(Work to do) Return all entries precisely as they stand, without the images.
>> BEGIN Excerpted data
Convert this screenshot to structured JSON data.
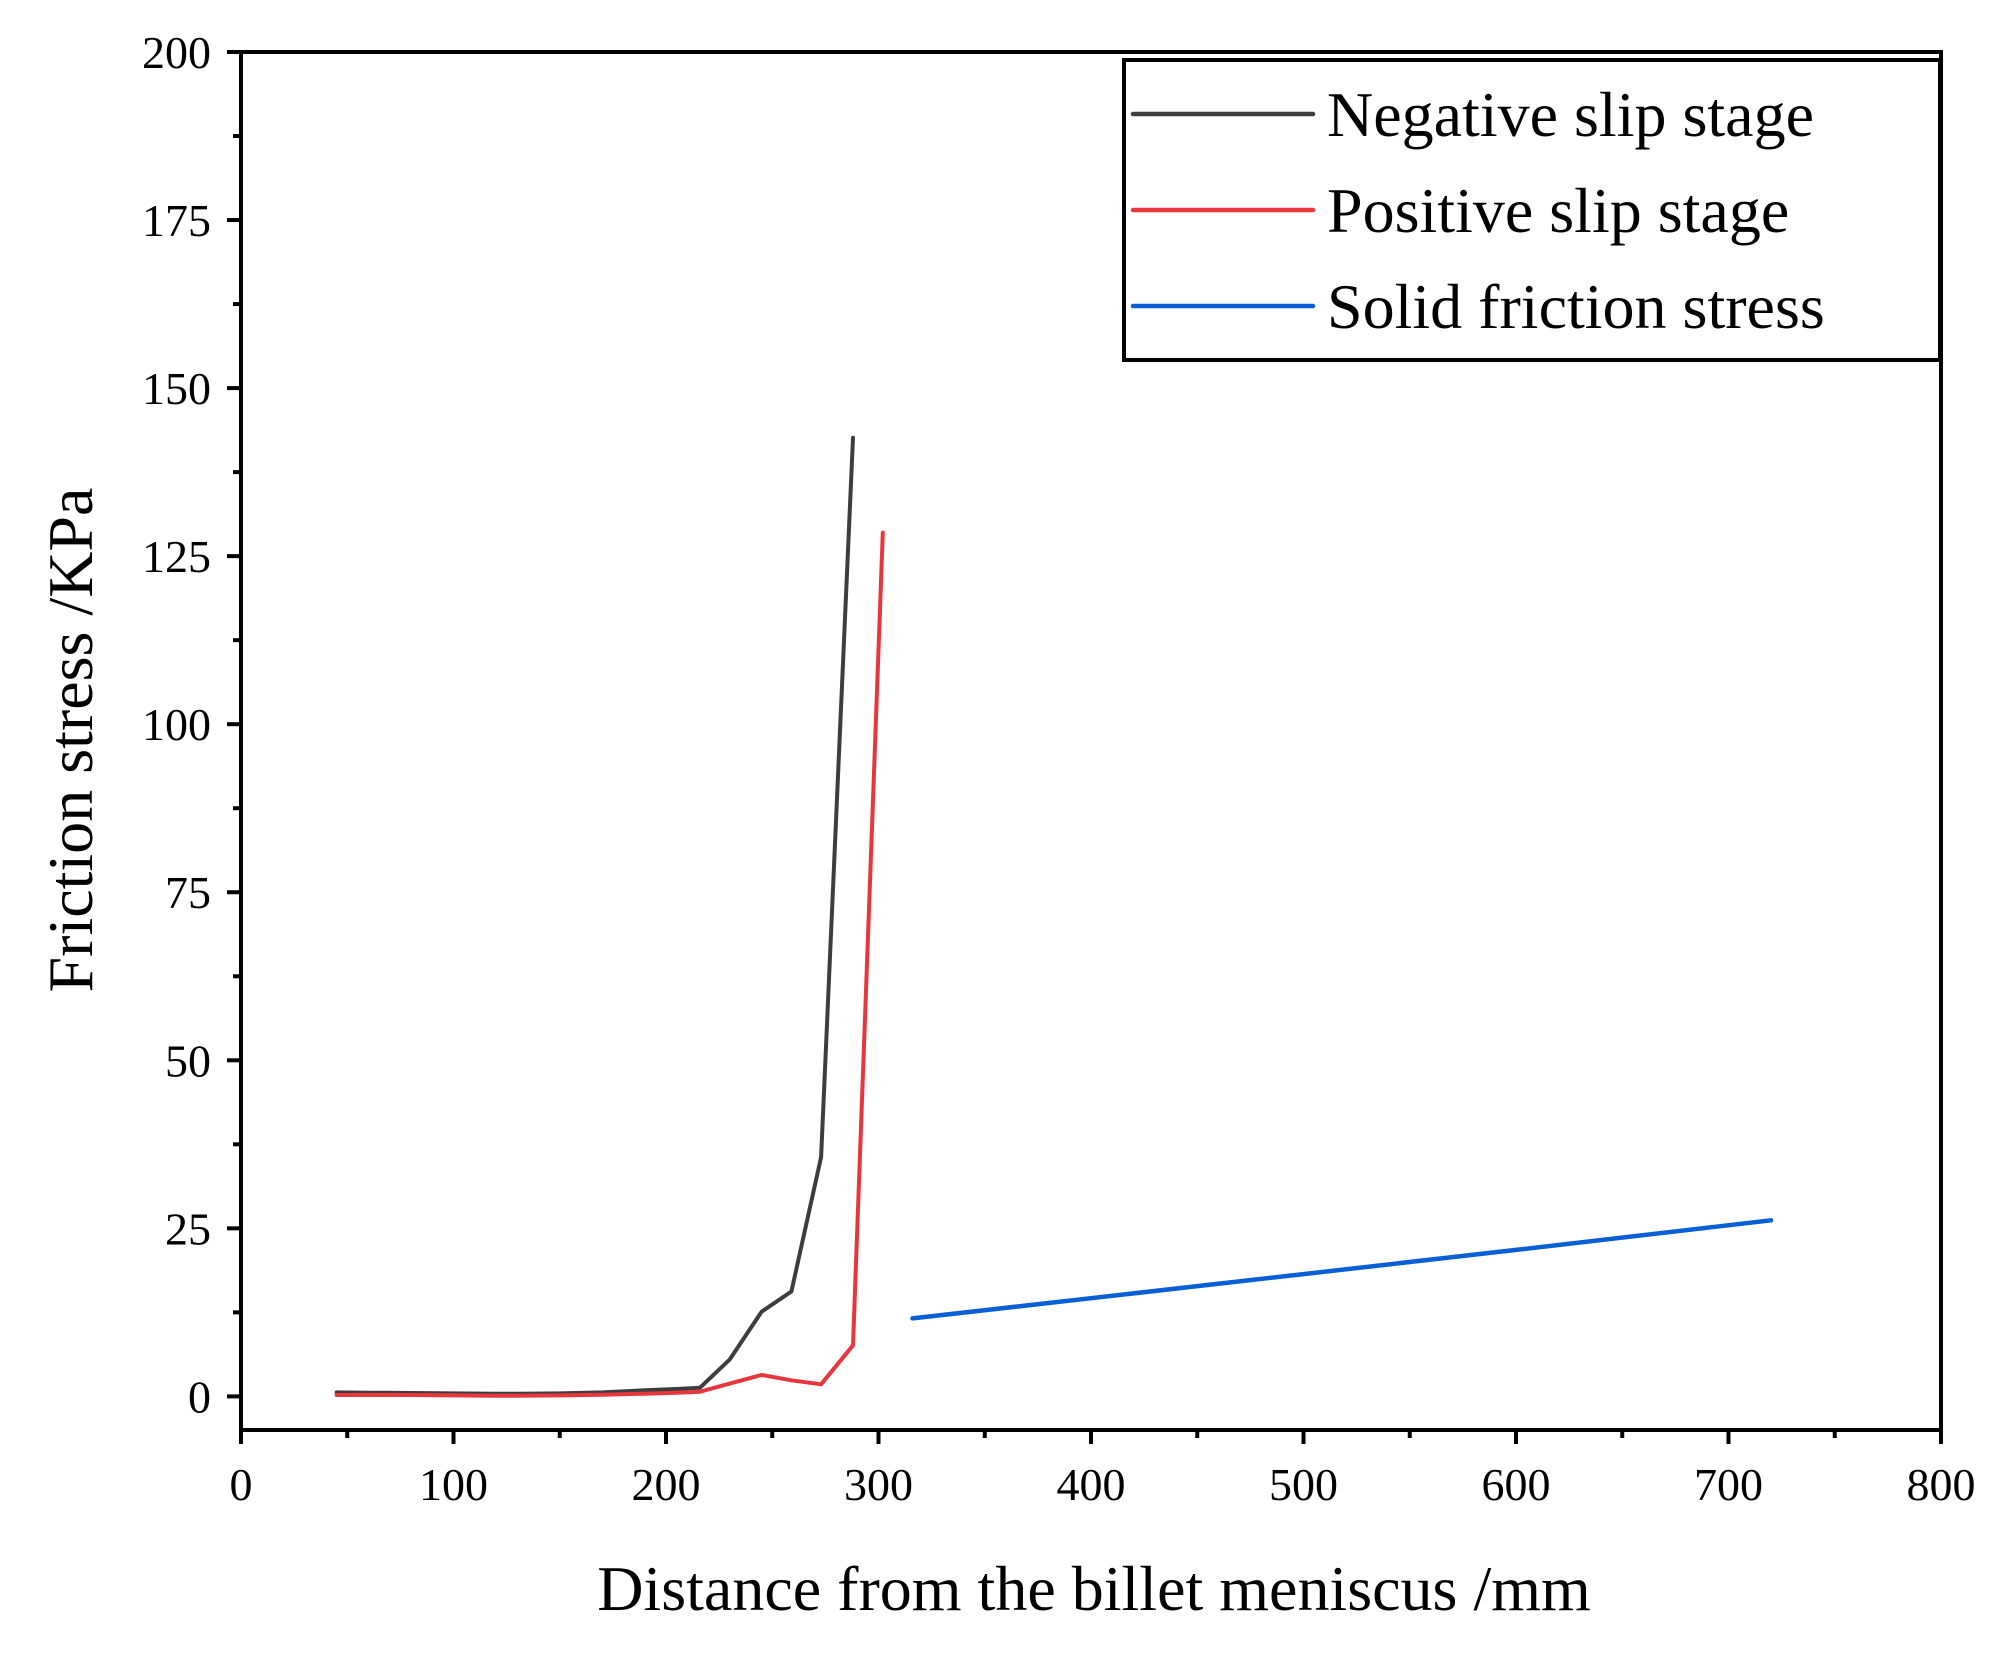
{
  "chart_data": {
    "type": "line",
    "title": "",
    "xlabel": "Distance from the billet meniscus /mm",
    "ylabel": "Friction stress  /KPa",
    "xlim": [
      0,
      800
    ],
    "ylim": [
      -5,
      200
    ],
    "xticks": [
      0,
      100,
      200,
      300,
      400,
      500,
      600,
      700,
      800
    ],
    "xtick_labels": [
      "0",
      "100",
      "200",
      "300",
      "400",
      "500",
      "600",
      "700",
      "800"
    ],
    "yticks": [
      0,
      25,
      50,
      75,
      100,
      125,
      150,
      175,
      200
    ],
    "ytick_labels": [
      "0",
      "25",
      "50",
      "75",
      "100",
      "125",
      "150",
      "175",
      "200"
    ],
    "grid": false,
    "legend_position": "top-right",
    "series": [
      {
        "name": "Negative slip stage",
        "color": "#3d3d3d",
        "points": [
          [
            45,
            0.6
          ],
          [
            60,
            0.55
          ],
          [
            80,
            0.5
          ],
          [
            100,
            0.45
          ],
          [
            120,
            0.4
          ],
          [
            130,
            0.4
          ],
          [
            150,
            0.45
          ],
          [
            170,
            0.6
          ],
          [
            190,
            0.9
          ],
          [
            205,
            1.1
          ],
          [
            216,
            1.3
          ],
          [
            230,
            5.5
          ],
          [
            245,
            12.6
          ],
          [
            259,
            15.6
          ],
          [
            273,
            35.6
          ],
          [
            288,
            142.6
          ]
        ]
      },
      {
        "name": "Positive slip stage",
        "color": "#e8363d",
        "points": [
          [
            45,
            0.2
          ],
          [
            60,
            0.2
          ],
          [
            80,
            0.2
          ],
          [
            100,
            0.15
          ],
          [
            120,
            0.1
          ],
          [
            130,
            0.1
          ],
          [
            150,
            0.15
          ],
          [
            170,
            0.25
          ],
          [
            190,
            0.4
          ],
          [
            205,
            0.55
          ],
          [
            216,
            0.7
          ],
          [
            230,
            1.9
          ],
          [
            245,
            3.2
          ],
          [
            259,
            2.4
          ],
          [
            273,
            1.8
          ],
          [
            288,
            7.6
          ],
          [
            302,
            128.5
          ]
        ]
      },
      {
        "name": "Solid friction stress",
        "color": "#0a5fd6",
        "points": [
          [
            316,
            11.6
          ],
          [
            400,
            14.6
          ],
          [
            500,
            18.2
          ],
          [
            600,
            21.8
          ],
          [
            720,
            26.2
          ]
        ]
      }
    ]
  }
}
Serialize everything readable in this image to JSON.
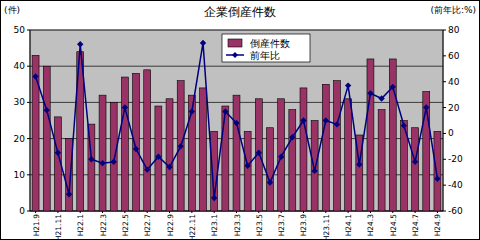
>> END Excerpted data
(Task result)
Convert this screenshot to structured JSON data.
{
  "chart_data": {
    "type": "line",
    "title": "",
    "xlabel": "Distance from the billet meniscus /mm",
    "ylabel": "Friction stress  /KPa",
    "xlim": [
      0,
      800
    ],
    "ylim": [
      -5,
      200
    ],
    "xticks": [
      0,
      100,
      200,
      300,
      400,
      500,
      600,
      700,
      800
    ],
    "xtick_labels": [
      "0",
      "100",
      "200",
      "300",
      "400",
      "500",
      "600",
      "700",
      "800"
    ],
    "yticks": [
      0,
      25,
      50,
      75,
      100,
      125,
      150,
      175,
      200
    ],
    "ytick_labels": [
      "0",
      "25",
      "50",
      "75",
      "100",
      "125",
      "150",
      "175",
      "200"
    ],
    "grid": false,
    "legend_position": "top-right",
    "series": [
      {
        "name": "Negative slip stage",
        "color": "#3d3d3d",
        "points": [
          [
            45,
            0.6
          ],
          [
            60,
            0.55
          ],
          [
            80,
            0.5
          ],
          [
            100,
            0.45
          ],
          [
            120,
            0.4
          ],
          [
            130,
            0.4
          ],
          [
            150,
            0.45
          ],
          [
            170,
            0.6
          ],
          [
            190,
            0.9
          ],
          [
            205,
            1.1
          ],
          [
            216,
            1.3
          ],
          [
            230,
            5.5
          ],
          [
            245,
            12.6
          ],
          [
            259,
            15.6
          ],
          [
            273,
            35.6
          ],
          [
            288,
            142.6
          ]
        ]
      },
      {
        "name": "Positive slip stage",
        "color": "#e8363d",
        "points": [
          [
            45,
            0.2
          ],
          [
            60,
            0.2
          ],
          [
            80,
            0.2
          ],
          [
            100,
            0.15
          ],
          [
            120,
            0.1
          ],
          [
            130,
            0.1
          ],
          [
            150,
            0.15
          ],
          [
            170,
            0.25
          ],
          [
            190,
            0.4
          ],
          [
            205,
            0.55
          ],
          [
            216,
            0.7
          ],
          [
            230,
            1.9
          ],
          [
            245,
            3.2
          ],
          [
            259,
            2.4
          ],
          [
            273,
            1.8
          ],
          [
            288,
            7.6
          ],
          [
            302,
            128.5
          ]
        ]
      },
      {
        "name": "Solid friction stress",
        "color": "#0a5fd6",
        "points": [
          [
            316,
            11.6
          ],
          [
            400,
            14.6
          ],
          [
            500,
            18.2
          ],
          [
            600,
            21.8
          ],
          [
            720,
            26.2
          ]
        ]
      }
    ]
  }
}
Serialize everything readable in this image to JSON.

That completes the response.